---- SUPPLIED DATA
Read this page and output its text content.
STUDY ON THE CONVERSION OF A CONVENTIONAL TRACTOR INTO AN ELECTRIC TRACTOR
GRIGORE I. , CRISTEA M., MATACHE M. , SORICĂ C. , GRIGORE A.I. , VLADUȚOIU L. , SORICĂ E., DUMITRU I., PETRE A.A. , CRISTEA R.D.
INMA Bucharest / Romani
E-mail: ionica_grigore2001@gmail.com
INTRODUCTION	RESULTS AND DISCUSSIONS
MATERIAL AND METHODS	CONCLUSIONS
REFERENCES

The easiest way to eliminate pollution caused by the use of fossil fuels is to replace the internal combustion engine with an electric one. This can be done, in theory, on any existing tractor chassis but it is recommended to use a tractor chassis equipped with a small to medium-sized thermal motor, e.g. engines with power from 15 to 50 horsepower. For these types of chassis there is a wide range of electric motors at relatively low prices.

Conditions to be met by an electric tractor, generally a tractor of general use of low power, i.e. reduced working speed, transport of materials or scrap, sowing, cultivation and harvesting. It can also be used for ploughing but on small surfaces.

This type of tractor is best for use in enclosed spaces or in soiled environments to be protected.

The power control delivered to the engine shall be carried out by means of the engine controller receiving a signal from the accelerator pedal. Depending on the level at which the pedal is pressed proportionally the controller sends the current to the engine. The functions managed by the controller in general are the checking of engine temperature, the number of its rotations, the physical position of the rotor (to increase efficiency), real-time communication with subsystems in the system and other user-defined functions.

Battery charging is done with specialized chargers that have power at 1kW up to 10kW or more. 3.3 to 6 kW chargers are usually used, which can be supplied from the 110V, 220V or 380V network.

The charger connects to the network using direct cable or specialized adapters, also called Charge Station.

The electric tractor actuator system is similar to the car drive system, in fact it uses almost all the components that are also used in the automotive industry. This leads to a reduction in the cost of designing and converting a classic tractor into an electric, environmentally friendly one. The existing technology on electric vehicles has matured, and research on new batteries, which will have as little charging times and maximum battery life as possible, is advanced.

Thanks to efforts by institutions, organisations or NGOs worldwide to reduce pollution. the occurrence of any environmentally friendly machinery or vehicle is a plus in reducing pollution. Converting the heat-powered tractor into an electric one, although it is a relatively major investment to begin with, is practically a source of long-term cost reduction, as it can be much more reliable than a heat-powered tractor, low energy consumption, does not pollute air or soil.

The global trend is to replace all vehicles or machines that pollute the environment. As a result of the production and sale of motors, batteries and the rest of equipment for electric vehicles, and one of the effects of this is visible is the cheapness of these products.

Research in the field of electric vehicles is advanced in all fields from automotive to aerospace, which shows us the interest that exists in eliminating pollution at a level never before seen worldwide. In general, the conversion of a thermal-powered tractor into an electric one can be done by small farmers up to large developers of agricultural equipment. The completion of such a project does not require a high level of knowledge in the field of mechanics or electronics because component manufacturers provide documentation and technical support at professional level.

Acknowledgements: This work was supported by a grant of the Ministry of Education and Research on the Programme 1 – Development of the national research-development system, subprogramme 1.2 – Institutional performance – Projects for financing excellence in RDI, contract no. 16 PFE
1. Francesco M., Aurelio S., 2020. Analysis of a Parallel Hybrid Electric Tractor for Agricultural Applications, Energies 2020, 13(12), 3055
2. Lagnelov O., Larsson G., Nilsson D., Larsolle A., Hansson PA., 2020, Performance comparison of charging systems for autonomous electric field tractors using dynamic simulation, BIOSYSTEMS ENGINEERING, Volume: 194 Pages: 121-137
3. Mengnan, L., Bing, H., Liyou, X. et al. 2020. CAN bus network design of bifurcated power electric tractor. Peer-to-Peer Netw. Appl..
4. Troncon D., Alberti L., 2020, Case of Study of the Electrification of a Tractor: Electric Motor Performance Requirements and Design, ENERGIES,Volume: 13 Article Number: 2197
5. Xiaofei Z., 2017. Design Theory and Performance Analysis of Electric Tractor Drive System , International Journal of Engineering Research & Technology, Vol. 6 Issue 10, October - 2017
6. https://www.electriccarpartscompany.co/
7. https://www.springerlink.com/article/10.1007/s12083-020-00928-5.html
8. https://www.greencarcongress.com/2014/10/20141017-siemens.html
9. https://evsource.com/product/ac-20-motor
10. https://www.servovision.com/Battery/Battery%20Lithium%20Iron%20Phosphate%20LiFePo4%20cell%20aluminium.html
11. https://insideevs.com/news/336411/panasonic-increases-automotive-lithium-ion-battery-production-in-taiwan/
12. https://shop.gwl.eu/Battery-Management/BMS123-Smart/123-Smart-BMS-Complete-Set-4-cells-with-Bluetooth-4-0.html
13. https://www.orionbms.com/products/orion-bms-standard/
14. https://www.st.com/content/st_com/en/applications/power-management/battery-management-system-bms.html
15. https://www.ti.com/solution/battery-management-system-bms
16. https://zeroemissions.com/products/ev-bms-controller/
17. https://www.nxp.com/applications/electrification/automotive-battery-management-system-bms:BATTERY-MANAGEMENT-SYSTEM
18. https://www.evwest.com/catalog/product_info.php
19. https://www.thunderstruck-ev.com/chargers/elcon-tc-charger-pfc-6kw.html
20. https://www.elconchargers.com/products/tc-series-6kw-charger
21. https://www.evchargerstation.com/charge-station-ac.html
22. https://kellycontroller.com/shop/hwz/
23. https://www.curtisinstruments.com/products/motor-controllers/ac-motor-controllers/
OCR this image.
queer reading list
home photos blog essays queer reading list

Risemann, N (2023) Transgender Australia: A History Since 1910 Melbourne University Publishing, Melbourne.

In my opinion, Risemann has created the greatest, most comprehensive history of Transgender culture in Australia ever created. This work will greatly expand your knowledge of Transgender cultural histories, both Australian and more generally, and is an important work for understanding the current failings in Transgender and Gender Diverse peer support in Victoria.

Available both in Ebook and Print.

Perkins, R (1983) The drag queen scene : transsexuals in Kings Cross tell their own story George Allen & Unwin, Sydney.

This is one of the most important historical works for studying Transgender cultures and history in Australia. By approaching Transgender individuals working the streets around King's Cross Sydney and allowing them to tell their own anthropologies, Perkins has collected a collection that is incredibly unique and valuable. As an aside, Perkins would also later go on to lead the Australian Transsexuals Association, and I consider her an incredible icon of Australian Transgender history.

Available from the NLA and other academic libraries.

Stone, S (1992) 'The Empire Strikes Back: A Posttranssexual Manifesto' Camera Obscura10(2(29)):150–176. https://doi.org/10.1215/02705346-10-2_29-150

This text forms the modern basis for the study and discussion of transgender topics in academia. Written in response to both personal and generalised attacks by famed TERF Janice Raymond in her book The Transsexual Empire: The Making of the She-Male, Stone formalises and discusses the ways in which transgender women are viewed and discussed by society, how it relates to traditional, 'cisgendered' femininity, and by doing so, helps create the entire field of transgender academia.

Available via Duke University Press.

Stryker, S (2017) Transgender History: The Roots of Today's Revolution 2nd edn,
--------
GIVEN EXERCISE
Send back every record, precisely as written.

EXPECTED ANSWER
Read this page and output its text content.
STUDY ON THE CONVERSION OF A CONVENTIONAL TRACTOR INTO AN ELECTRIC TRACTOR
GRIGORE I. , CRISTEA M., MATACHE M. , SORICĂ C. , GRIGORE A.I. , VLADUȚOIU L. , SORICĂ E., DUMITRU I., PETRE A.A. , CRISTEA R.D.
INMA Bucharest / Romani
E-mail: ionica_grigore2001@gmail.com
INTRODUCTION	RESULTS AND DISCUSSIONS
MATERIAL AND METHODS	CONCLUSIONS
REFERENCES

The easiest way to eliminate pollution caused by the use of fossil fuels is to replace the internal combustion engine with an electric one. This can be done, in theory, on any existing tractor chassis but it is recommended to use a tractor chassis equipped with a small to medium-sized thermal motor, e.g. engines with power from 15 to 50 horsepower. For these types of chassis there is a wide range of electric motors at relatively low prices.

Conditions to be met by an electric tractor, generally a tractor of general use of low power, i.e. reduced working speed, transport of materials or scrap, sowing, cultivation and harvesting. It can also be used for ploughing but on small surfaces.

This type of tractor is best for use in enclosed spaces or in soiled environments to be protected.

The power control delivered to the engine shall be carried out by means of the engine controller receiving a signal from the accelerator pedal. Depending on the level at which the pedal is pressed proportionally the controller sends the current to the engine. The functions managed by the controller in general are the checking of engine temperature, the number of its rotations, the physical position of the rotor (to increase efficiency), real-time communication with subsystems in the system and other user-defined functions.

Battery charging is done with specialized chargers that have power at 1kW up to 10kW or more. 3.3 to 6 kW chargers are usually used, which can be supplied from the 110V, 220V or 380V network.

The charger connects to the network using direct cable or specialized adapters, also called Charge Station.

The electric tractor actuator system is similar to the car drive system, in fact it uses almost all the components that are also used in the automotive industry. This leads to a reduction in the cost of designing and converting a classic tractor into an electric, environmentally friendly one. The existing technology on electric vehicles has matured, and research on new batteries, which will have as little charging times and maximum battery life as possible, is advanced.

Thanks to efforts by institutions, organisations or NGOs worldwide to reduce pollution. the occurrence of any environmentally friendly machinery or vehicle is a plus in reducing pollution. Converting the heat-powered tractor into an electric one, although it is a relatively major investment to begin with, is practically a source of long-term cost reduction, as it can be much more reliable than a heat-powered tractor, low energy consumption, does not pollute air or soil.

The global trend is to replace all vehicles or machines that pollute the environment. As a result of the production and sale of motors, batteries and the rest of equipment for electric vehicles, and one of the effects of this is visible is the cheapness of these products.

Research in the field of electric vehicles is advanced in all fields from automotive to aerospace, which shows us the interest that exists in eliminating pollution at a level never before seen worldwide. In general, the conversion of a thermal-powered tractor into an electric one can be done by small farmers up to large developers of agricultural equipment. The completion of such a project does not require a high level of knowledge in the field of mechanics or electronics because component manufacturers provide documentation and technical support at professional level.

Acknowledgements: This work was supported by a grant of the Ministry of Education and Research on the Programme 1 – Development of the national research-development system, subprogramme 1.2 – Institutional performance – Projects for financing excellence in RDI, contract no. 16 PFE
1. Francesco M., Aurelio S., 2020. Analysis of a Parallel Hybrid Electric Tractor for Agricultural Applications, Energies 2020, 13(12), 3055
2. Lagnelov O., Larsson G., Nilsson D., Larsolle A., Hansson PA., 2020, Performance comparison of charging systems for autonomous electric field tractors using dynamic simulation, BIOSYSTEMS ENGINEERING, Volume: 194 Pages: 121-137
3. Mengnan, L., Bing, H., Liyou, X. et al. 2020. CAN bus network design of bifurcated power electric tractor. Peer-to-Peer Netw. Appl..
4. Troncon D., Alberti L., 2020, Case of Study of the Electrification of a Tractor: Electric Motor Performance Requirements and Design, ENERGIES,Volume: 13 Article Number: 2197
5. Xiaofei Z., 2017. Design Theory and Performance Analysis of Electric Tractor Drive System , International Journal of Engineering Research & Technology, Vol. 6 Issue 10, October - 2017
6. https://www.electriccarpartscompany.co/
7. https://www.springerlink.com/article/10.1007/s12083-020-00928-5.html
8. https://www.greencarcongress.com/2014/10/20141017-siemens.html
9. https://evsource.com/product/ac-20-motor
10. https://www.servovision.com/Battery/Battery%20Lithium%20Iron%20Phosphate%20LiFePo4%20cell%20aluminium.html
11. https://insideevs.com/news/336411/panasonic-increases-automotive-lithium-ion-battery-production-in-taiwan/
12. https://shop.gwl.eu/Battery-Management/BMS123-Smart/123-Smart-BMS-Complete-Set-4-cells-with-Bluetooth-4-0.html
13. https://www.orionbms.com/products/orion-bms-standard/
14. https://www.st.com/content/st_com/en/applications/power-management/battery-management-system-bms.html
15. https://www.ti.com/solution/battery-management-system-bms
16. https://zeroemissions.com/products/ev-bms-controller/
17. https://www.nxp.com/applications/electrification/automotive-battery-management-system-bms:BATTERY-MANAGEMENT-SYSTEM
18. https://www.evwest.com/catalog/product_info.php
19. https://www.thunderstruck-ev.com/chargers/elcon-tc-charger-pfc-6kw.html
20. https://www.elconchargers.com/products/tc-series-6kw-charger
21. https://www.evchargerstation.com/charge-station-ac.html
22. https://kellycontroller.com/shop/hwz/
23. https://www.curtisinstruments.com/products/motor-controllers/ac-motor-controllers/
OCR this image.
queer reading list
home photos blog essays queer reading list

Risemann, N (2023) Transgender Australia: A History Since 1910 Melbourne University Publishing, Melbourne.

In my opinion, Risemann has created the greatest, most comprehensive history of Transgender culture in Australia ever created. This work will greatly expand your knowledge of Transgender cultural histories, both Australian and more generally, and is an important work for understanding the current failings in Transgender and Gender Diverse peer support in Victoria.

Available both in Ebook and Print.

Perkins, R (1983) The drag queen scene : transsexuals in Kings Cross tell their own story George Allen & Unwin, Sydney.

This is one of the most important historical works for studying Transgender cultures and history in Australia. By approaching Transgender individuals working the streets around King's Cross Sydney and allowing them to tell their own anthropologies, Perkins has collected a collection that is incredibly unique and valuable. As an aside, Perkins would also later go on to lead the Australian Transsexuals Association, and I consider her an incredible icon of Australian Transgender history.

Available from the NLA and other academic libraries.

Stone, S (1992) 'The Empire Strikes Back: A Posttranssexual Manifesto' Camera Obscura10(2(29)):150–176. https://doi.org/10.1215/02705346-10-2_29-150

This text forms the modern basis for the study and discussion of transgender topics in academia. Written in response to both personal and generalised attacks by famed TERF Janice Raymond in her book The Transsexual Empire: The Making of the She-Male, Stone formalises and discusses the ways in which transgender women are viewed and discussed by society, how it relates to traditional, 'cisgendered' femininity, and by doing so, helps create the entire field of transgender academia.

Available via Duke University Press.

Stryker, S (2017) Transgender History: The Roots of Today's Revolution 2nd edn,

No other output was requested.